+++ Data supplied
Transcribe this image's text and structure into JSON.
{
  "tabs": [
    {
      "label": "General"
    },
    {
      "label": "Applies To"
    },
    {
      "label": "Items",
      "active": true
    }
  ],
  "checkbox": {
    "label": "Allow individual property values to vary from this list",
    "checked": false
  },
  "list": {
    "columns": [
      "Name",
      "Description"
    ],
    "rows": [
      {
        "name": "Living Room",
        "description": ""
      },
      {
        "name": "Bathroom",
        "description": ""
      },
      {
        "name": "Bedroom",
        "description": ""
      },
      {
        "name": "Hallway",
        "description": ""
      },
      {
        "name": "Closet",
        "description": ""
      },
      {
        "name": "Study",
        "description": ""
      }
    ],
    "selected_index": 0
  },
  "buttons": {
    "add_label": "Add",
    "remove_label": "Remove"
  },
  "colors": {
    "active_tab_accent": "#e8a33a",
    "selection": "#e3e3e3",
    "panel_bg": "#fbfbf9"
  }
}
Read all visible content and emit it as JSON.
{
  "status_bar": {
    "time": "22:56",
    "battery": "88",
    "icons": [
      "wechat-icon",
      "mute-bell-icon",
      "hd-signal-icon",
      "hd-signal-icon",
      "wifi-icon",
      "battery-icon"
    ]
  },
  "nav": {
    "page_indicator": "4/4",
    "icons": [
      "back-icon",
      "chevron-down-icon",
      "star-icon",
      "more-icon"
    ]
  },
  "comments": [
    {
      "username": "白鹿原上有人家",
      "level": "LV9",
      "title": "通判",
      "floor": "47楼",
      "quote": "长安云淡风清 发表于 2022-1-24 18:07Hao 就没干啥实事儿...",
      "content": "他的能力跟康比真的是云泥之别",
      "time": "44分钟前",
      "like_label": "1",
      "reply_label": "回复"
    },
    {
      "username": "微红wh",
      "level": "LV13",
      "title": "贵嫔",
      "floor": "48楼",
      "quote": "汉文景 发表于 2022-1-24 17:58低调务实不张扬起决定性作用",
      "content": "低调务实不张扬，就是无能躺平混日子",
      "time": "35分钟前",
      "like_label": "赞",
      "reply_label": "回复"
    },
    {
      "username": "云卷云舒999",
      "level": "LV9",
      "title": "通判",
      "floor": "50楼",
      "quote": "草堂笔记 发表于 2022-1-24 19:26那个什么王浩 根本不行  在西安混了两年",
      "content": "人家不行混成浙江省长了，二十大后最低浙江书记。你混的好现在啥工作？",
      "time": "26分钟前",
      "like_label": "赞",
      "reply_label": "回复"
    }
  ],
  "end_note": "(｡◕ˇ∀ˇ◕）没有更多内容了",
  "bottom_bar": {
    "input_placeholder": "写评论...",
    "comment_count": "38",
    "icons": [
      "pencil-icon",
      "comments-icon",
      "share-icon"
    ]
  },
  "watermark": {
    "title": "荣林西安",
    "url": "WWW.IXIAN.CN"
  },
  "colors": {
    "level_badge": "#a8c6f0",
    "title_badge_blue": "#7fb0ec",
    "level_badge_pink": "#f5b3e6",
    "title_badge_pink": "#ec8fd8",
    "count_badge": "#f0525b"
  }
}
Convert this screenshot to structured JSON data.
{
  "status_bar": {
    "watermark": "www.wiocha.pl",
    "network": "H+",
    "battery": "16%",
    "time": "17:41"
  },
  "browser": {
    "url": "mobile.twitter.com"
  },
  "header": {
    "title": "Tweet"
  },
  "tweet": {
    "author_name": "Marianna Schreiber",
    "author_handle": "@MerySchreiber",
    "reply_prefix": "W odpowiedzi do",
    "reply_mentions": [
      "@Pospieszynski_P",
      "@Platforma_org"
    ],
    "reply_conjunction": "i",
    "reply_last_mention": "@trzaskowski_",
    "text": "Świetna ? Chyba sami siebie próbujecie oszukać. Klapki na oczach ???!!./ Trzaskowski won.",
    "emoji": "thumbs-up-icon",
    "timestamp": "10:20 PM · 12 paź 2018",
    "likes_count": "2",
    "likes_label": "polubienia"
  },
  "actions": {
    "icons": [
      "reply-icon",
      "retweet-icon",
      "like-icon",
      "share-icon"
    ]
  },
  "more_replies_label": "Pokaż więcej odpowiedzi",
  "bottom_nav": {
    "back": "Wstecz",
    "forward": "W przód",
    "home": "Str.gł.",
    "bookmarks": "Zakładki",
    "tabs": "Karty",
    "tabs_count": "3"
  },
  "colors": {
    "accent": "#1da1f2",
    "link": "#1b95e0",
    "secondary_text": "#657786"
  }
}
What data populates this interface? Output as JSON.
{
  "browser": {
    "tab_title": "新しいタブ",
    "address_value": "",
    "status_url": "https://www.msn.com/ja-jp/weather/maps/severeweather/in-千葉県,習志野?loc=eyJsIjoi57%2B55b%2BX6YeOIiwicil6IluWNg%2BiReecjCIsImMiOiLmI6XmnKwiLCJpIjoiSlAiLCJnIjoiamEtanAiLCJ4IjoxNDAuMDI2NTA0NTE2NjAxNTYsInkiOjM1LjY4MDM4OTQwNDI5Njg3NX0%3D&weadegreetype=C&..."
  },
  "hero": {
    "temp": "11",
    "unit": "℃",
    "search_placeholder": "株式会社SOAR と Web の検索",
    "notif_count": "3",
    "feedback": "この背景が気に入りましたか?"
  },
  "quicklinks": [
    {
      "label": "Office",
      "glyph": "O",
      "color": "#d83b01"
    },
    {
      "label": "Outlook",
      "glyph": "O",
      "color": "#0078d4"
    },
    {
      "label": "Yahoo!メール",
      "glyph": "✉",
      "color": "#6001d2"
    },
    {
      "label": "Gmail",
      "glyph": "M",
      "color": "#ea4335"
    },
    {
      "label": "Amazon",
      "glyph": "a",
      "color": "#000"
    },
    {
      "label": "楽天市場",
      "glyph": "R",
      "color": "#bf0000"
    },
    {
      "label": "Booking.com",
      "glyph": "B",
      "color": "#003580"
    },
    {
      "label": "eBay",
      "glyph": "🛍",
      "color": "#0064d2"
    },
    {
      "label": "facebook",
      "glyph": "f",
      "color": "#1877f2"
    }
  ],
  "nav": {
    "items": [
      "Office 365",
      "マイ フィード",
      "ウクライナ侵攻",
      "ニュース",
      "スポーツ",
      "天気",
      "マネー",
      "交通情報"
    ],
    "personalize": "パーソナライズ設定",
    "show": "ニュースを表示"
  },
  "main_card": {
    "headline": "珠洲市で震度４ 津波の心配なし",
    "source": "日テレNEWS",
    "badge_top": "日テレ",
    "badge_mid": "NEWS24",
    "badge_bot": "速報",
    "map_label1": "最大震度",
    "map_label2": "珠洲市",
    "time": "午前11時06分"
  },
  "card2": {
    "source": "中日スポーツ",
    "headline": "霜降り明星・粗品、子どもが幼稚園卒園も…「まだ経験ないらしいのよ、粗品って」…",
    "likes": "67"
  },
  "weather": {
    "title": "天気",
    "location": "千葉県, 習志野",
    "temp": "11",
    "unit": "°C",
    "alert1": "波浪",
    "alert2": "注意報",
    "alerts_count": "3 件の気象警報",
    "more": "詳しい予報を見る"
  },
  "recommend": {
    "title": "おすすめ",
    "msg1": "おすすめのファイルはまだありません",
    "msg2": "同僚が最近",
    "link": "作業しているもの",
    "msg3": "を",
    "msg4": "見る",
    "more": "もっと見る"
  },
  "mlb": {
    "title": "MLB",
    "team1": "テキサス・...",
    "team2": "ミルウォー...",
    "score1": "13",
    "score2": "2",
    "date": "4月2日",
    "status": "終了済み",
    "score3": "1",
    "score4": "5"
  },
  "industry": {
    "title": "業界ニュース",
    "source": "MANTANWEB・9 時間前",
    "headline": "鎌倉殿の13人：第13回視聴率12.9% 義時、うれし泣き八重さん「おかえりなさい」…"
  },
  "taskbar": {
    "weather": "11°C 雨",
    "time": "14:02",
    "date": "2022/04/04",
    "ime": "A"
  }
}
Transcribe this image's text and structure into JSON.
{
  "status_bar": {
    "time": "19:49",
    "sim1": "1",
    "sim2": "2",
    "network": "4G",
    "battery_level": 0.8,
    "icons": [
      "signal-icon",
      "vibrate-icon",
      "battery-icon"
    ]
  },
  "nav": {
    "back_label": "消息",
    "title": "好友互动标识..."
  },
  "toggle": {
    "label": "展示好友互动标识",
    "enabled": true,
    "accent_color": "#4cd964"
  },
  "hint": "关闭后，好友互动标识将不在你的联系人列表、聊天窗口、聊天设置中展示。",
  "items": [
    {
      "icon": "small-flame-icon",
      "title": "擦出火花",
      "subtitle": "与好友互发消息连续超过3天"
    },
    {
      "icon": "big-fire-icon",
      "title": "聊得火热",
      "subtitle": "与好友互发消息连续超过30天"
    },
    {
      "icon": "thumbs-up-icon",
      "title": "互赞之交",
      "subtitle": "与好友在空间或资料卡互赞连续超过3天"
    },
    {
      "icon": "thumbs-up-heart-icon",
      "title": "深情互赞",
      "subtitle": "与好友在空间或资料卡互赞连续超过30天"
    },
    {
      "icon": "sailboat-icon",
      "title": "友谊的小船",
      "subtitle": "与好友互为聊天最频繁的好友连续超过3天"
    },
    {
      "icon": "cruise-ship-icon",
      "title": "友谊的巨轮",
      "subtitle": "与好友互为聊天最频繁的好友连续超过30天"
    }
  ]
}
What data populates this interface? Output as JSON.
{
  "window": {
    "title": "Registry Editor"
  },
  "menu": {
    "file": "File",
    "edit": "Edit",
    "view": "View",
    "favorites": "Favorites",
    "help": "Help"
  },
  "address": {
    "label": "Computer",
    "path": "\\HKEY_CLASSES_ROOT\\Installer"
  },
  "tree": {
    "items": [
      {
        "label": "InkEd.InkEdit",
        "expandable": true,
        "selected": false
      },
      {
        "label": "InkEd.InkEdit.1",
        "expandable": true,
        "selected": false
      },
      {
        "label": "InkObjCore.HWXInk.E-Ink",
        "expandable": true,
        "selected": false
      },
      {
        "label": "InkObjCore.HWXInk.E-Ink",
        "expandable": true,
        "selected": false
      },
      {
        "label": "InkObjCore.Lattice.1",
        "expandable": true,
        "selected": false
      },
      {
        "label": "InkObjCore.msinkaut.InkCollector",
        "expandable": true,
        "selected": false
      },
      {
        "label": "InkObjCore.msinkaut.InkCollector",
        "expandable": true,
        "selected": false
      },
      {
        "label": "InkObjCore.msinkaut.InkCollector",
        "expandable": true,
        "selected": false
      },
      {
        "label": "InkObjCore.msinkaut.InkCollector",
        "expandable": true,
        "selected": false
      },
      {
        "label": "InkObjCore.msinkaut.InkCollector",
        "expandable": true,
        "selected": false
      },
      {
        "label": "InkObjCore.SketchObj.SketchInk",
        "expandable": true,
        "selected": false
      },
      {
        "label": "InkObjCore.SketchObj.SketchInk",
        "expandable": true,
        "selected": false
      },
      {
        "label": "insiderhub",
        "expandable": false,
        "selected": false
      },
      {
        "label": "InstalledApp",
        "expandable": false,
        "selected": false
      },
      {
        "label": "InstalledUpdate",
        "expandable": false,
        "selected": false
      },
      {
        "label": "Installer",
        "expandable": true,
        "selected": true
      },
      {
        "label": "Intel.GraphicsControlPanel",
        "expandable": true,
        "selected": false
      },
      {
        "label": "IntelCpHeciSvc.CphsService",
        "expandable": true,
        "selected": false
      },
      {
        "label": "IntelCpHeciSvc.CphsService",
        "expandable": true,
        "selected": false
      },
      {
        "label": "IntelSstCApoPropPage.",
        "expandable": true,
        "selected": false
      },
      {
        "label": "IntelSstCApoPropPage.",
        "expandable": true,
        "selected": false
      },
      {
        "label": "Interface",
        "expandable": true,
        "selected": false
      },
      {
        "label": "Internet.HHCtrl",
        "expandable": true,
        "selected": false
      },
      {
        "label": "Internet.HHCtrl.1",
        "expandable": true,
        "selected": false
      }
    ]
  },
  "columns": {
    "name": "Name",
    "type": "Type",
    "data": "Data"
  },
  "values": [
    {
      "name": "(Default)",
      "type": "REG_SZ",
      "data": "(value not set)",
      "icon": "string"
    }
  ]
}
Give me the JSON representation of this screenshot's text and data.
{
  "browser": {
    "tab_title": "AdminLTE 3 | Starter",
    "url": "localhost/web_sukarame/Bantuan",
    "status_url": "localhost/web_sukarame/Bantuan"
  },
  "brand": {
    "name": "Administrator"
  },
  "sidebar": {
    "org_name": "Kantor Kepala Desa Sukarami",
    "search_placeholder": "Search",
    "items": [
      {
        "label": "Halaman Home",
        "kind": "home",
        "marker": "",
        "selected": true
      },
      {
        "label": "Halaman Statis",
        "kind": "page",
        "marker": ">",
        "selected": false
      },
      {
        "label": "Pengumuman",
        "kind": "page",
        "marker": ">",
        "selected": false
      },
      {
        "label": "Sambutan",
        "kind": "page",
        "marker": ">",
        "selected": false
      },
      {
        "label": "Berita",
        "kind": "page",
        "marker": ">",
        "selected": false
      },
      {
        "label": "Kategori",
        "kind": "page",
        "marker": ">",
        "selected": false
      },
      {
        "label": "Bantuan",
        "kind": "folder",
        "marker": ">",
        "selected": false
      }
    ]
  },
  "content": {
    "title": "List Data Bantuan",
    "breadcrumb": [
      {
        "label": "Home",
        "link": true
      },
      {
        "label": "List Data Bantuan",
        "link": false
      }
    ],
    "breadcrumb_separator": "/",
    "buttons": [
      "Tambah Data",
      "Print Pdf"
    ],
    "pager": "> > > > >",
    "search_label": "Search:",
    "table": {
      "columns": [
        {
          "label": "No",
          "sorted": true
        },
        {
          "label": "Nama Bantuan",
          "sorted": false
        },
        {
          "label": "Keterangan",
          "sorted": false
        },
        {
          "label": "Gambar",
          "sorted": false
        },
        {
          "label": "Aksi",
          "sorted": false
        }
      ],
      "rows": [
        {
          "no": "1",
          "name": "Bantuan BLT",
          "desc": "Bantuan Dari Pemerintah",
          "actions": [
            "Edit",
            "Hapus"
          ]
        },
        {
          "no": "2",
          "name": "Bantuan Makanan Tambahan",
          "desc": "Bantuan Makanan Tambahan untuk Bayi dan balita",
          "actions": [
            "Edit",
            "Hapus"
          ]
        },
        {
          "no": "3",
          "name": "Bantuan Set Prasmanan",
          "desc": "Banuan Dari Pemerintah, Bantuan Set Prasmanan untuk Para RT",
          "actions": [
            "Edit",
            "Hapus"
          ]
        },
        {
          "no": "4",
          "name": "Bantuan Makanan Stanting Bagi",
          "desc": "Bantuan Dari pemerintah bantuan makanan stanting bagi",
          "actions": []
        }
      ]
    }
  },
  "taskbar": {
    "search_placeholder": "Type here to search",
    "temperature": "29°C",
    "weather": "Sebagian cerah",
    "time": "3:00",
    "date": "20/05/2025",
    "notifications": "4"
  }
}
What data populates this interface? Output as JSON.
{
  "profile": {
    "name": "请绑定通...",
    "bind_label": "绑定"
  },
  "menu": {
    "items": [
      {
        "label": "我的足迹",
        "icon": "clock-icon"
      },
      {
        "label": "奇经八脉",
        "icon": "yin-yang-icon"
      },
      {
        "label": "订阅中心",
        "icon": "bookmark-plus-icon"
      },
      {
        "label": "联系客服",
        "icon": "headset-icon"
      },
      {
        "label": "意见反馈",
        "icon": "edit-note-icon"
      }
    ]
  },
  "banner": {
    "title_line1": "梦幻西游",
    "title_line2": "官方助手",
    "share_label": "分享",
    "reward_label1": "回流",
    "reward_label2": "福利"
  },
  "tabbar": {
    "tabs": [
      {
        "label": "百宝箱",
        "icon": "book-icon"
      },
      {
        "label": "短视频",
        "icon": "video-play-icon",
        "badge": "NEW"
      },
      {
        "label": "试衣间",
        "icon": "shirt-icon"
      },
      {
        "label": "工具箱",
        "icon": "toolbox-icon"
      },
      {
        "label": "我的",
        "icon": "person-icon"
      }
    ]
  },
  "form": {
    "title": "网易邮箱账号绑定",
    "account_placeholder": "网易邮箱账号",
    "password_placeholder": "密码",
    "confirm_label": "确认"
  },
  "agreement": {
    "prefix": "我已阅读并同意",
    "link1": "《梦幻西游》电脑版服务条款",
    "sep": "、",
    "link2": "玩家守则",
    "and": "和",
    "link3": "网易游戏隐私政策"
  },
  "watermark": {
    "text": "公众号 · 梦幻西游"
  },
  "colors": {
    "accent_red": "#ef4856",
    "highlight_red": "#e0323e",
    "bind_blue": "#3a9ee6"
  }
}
++++++
▶ **Task to carry out**: Show every line that contains the word "localhost".

▶ **Exercise response**:
    "url": "localhost/web_sukarame/Bantuan",
    "status_url": "localhost/web_sukarame/Bantuan"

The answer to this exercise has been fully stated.